## Set task
Please reproduce these lines exactly, starting with the line that contains "Identify all the" and going on through the line that contains "main-content-area [104, 119, 785, 574]", and leave the pictures out of your answer.

─── Record extracts

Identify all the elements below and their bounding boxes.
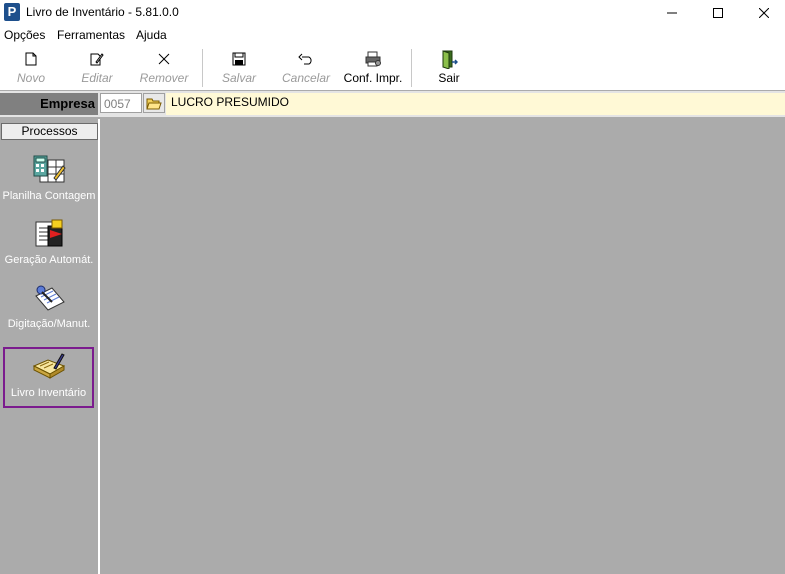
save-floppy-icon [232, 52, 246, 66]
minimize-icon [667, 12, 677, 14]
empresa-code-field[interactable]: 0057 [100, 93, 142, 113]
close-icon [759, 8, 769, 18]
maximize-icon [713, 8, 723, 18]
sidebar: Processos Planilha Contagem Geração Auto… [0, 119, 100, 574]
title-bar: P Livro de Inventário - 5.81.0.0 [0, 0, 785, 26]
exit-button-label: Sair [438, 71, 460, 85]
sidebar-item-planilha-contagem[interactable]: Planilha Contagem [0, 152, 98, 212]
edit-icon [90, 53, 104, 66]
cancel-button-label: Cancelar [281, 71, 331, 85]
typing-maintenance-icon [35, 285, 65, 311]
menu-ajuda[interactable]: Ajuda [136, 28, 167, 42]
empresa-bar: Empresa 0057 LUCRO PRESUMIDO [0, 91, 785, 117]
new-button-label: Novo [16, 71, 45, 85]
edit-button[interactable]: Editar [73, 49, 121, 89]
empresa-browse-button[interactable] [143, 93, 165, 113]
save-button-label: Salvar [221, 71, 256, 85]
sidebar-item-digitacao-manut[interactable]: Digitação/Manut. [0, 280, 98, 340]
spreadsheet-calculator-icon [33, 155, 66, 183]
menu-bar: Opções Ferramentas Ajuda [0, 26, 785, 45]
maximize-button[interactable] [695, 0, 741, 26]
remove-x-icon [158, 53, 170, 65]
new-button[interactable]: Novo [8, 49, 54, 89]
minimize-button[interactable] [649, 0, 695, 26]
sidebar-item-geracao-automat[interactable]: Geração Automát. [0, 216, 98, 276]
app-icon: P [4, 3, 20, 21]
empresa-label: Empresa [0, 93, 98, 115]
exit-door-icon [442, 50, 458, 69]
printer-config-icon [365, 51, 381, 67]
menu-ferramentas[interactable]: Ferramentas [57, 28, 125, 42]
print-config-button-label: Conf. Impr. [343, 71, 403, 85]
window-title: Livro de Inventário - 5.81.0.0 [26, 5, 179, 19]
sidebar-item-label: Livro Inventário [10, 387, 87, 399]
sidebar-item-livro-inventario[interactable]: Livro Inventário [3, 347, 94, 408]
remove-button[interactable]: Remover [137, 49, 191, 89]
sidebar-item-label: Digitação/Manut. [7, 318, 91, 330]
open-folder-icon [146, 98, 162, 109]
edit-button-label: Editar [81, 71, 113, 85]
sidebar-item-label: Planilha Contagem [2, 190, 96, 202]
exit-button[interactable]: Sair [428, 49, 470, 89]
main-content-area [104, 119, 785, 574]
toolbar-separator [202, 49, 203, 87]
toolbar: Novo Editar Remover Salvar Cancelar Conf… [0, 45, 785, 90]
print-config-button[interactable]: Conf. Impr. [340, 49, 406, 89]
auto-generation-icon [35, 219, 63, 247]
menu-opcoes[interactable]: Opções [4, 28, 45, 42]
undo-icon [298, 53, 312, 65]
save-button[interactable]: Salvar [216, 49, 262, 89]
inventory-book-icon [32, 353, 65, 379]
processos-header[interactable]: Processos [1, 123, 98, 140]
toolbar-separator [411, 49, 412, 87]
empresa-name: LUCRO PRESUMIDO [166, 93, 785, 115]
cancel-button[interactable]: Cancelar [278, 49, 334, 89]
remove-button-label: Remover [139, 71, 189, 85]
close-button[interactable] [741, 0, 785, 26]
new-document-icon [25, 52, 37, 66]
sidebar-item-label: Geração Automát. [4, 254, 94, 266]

──────
─── Record extracts

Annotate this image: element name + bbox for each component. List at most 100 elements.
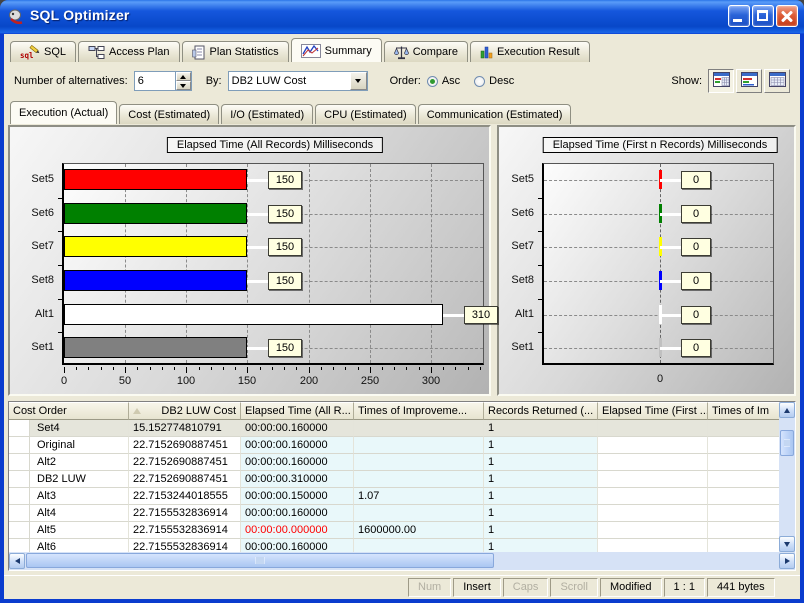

──────

## Solution to this task
Identify all the elements below and their bounding boxes.
save-floppy-icon [232, 52, 246, 66]
minimize-icon [667, 12, 677, 14]
empresa-code-field[interactable]: 0057 [100, 93, 142, 113]
close-icon [759, 8, 769, 18]
maximize-icon [713, 8, 723, 18]
sidebar: Processos Planilha Contagem Geração Auto… [0, 119, 100, 574]
title-bar: P Livro de Inventário - 5.81.0.0 [0, 0, 785, 26]
exit-button-label: Sair [438, 71, 460, 85]
sidebar-item-planilha-contagem[interactable]: Planilha Contagem [0, 152, 98, 212]
edit-icon [90, 53, 104, 66]
cancel-button-label: Cancelar [281, 71, 331, 85]
typing-maintenance-icon [35, 285, 65, 311]
menu-ajuda[interactable]: Ajuda [136, 28, 167, 42]
empresa-bar: Empresa 0057 LUCRO PRESUMIDO [0, 91, 785, 117]
new-button-label: Novo [16, 71, 45, 85]
edit-button[interactable]: Editar [73, 49, 121, 89]
empresa-browse-button[interactable] [143, 93, 165, 113]
save-button-label: Salvar [221, 71, 256, 85]
sidebar-item-digitacao-manut[interactable]: Digitação/Manut. [0, 280, 98, 340]
spreadsheet-calculator-icon [33, 155, 66, 183]
menu-bar: Opções Ferramentas Ajuda [0, 26, 785, 45]
maximize-button[interactable] [695, 0, 741, 26]
remove-x-icon [158, 53, 170, 65]
new-button[interactable]: Novo [8, 49, 54, 89]
minimize-button[interactable] [649, 0, 695, 26]
sidebar-item-geracao-automat[interactable]: Geração Automát. [0, 216, 98, 276]
app-icon: P [4, 3, 20, 21]
empresa-label: Empresa [0, 93, 98, 115]
exit-door-icon [442, 50, 458, 69]
printer-config-icon [365, 51, 381, 67]
menu-ferramentas[interactable]: Ferramentas [57, 28, 125, 42]
print-config-button-label: Conf. Impr. [343, 71, 403, 85]
window-title: Livro de Inventário - 5.81.0.0 [26, 5, 179, 19]
sidebar-item-label: Livro Inventário [10, 387, 87, 399]
sidebar-item-livro-inventario[interactable]: Livro Inventário [3, 347, 94, 408]
remove-button[interactable]: Remover [137, 49, 191, 89]
sidebar-item-label: Digitação/Manut. [7, 318, 91, 330]
open-folder-icon [146, 98, 162, 109]
edit-button-label: Editar [81, 71, 113, 85]
sidebar-item-label: Planilha Contagem [2, 190, 96, 202]
exit-button[interactable]: Sair [428, 49, 470, 89]
main-content-area [104, 119, 785, 574]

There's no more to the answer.